### Supplied passage
> From this.
Atheists, and perhaps some other groups, believe that ultimately, there is no purpose to the world except that we give meaning to it. Well intentioned, very rational, but it also touches the height of arrogance. To think that there is no purpose to such beauty, on the grandest scales, except what human beings tag it, with our crude implements of language, music, art, etc.: seriously, that’s the best that can be made of these incredible vistas? Or is it even otherwise, that skeptics are humbled by the magnificence of the great things of the universe? To those who have eyes to see, it is exactly like the hypothesis that there must be other life in the universe because of the sheer number of other worlds that must be out there. There is so much beauty that there must be a greater purpose.
A lot of argument by materialists (those who only believe in what they can physically touch) boils down to one possibility: things may be this way because they have to be this way. There might be no other way it could work. This line of reasoning also accounts for the thought that there might be other universes, with other laws of physics, just that this one is the one where things work enough for us to observe that it does. It then may come down to a variation of the Anthropic Principle: things work this way because we cannot conceive of any other way they would work. But let me tell you, I’ve glimpsed Heaven, and it doesn’t have to work this way. There is infinite possibility in material, that which we might have difficulty in visualizing because they only work by a certain means here. There are different ideas of physics than we can conceive of because our brains just don’t go in that direction, so we rather can’t even think of conceiving them.

### Listed entries

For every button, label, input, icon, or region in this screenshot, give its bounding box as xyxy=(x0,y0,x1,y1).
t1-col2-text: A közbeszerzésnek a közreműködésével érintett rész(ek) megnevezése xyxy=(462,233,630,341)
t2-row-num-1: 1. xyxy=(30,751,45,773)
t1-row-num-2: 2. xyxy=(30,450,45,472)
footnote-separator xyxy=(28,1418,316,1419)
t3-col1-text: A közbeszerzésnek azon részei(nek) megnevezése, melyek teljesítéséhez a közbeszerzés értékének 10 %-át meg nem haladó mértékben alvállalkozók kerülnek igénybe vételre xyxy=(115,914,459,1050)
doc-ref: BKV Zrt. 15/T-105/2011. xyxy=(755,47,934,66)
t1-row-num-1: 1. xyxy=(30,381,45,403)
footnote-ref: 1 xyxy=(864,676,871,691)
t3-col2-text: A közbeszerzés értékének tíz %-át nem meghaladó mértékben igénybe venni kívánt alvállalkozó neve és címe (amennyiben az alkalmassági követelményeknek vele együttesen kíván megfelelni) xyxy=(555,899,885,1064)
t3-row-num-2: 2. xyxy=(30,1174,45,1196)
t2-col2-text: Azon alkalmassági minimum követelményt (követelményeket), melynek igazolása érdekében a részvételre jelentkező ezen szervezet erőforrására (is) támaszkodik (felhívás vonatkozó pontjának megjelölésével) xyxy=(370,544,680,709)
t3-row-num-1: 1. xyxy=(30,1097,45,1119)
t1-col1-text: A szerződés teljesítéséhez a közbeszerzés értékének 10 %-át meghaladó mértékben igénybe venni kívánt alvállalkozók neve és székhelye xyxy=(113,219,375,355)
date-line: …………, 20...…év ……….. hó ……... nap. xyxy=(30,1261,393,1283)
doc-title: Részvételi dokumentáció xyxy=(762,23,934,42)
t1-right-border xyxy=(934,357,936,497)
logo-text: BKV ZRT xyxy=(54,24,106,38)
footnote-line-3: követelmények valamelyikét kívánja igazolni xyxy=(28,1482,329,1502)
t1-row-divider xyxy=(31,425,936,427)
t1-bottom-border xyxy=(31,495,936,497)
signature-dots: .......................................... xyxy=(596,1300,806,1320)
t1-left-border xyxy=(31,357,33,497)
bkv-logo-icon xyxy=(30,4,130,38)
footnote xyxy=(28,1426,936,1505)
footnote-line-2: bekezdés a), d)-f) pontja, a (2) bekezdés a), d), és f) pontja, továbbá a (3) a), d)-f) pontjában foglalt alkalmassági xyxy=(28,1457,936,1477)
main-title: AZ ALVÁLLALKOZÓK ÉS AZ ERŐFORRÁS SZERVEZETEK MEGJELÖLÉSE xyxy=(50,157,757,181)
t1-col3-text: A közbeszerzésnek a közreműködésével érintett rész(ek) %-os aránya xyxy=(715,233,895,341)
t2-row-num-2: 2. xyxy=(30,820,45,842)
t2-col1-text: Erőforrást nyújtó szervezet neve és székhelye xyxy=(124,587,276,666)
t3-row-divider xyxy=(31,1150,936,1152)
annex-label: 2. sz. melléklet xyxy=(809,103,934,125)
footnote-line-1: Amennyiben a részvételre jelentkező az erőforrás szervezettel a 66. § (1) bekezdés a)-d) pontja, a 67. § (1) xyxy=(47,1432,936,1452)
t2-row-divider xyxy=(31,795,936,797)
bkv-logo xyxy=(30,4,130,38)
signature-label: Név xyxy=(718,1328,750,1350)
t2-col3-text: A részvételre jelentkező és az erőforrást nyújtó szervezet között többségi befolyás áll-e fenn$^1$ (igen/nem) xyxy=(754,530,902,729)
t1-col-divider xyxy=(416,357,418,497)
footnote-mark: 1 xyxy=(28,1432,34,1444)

### Requirement A
In the passage on purpose and beauty in the universe, how are materialists defined?
### Requirement B
Summarize the passage on purpose and beauty in the universe in two sentences.
### Requirement C
Carry the passage on purpose and beauty in the universe further, picking up after its last sentence.

### Answer space A
Materialists are those who only believe in what they can physically touch.

### Answer space B
The writer calls the atheist view that the world has no purpose beyond the meaning humans give it arrogant, and argues that there is so much beauty that there must be a greater purpose. Materialist arguments often come down to the idea that things are this way because they have to be, but the writer, claiming to have glimpsed Heaven, holds that things don't have to work this way and that there are kinds of physics our brains cannot conceive.

### Answer space C
It comes down to taking things for granted. Again. And to think that all that you see is all there is. We do not think that there is a greater purpose, a Heaven to this earth, because we ignore that which evinces such a purpose. Can you conceive that all you see might not be all there is? One believes in the existence of Africa because it fits in the framework of logic that lets us conceive of its existence without our having to go there. The spiritual world is different, indeed: there seems to be no grand framework that governs what goes on, where you can go, who you can talk to, and how any of these things happen. The thing is, it can’t be made sense of the way things make sense in the material world. That is the flaw in trying to find its governing dynamics. One might think, however, given the sheer number of people who have experienced this other, that one might give a second thought to dismissing it offhand.
I say it is possible to touch this unseen world for yourself, and to see that it is real, after all. Because there are people who have gone there and come back, and for all the different types of visions they have seen, we all have the same commonality that we are human beings, every one of us, who can only express things in terms of our 5 basic senses. Let us then say this entire book is a method by which God is reaching out into the earth, which it is. Can you conceive of a logic by which all that is spoken of here is true? For surely all of it is to the best of my recollection that which was real, to me. And if you do let in that possibility, you then touch the unseen world thereby (or it touches you, same difference). See if that makes any difference, any at all, in your life.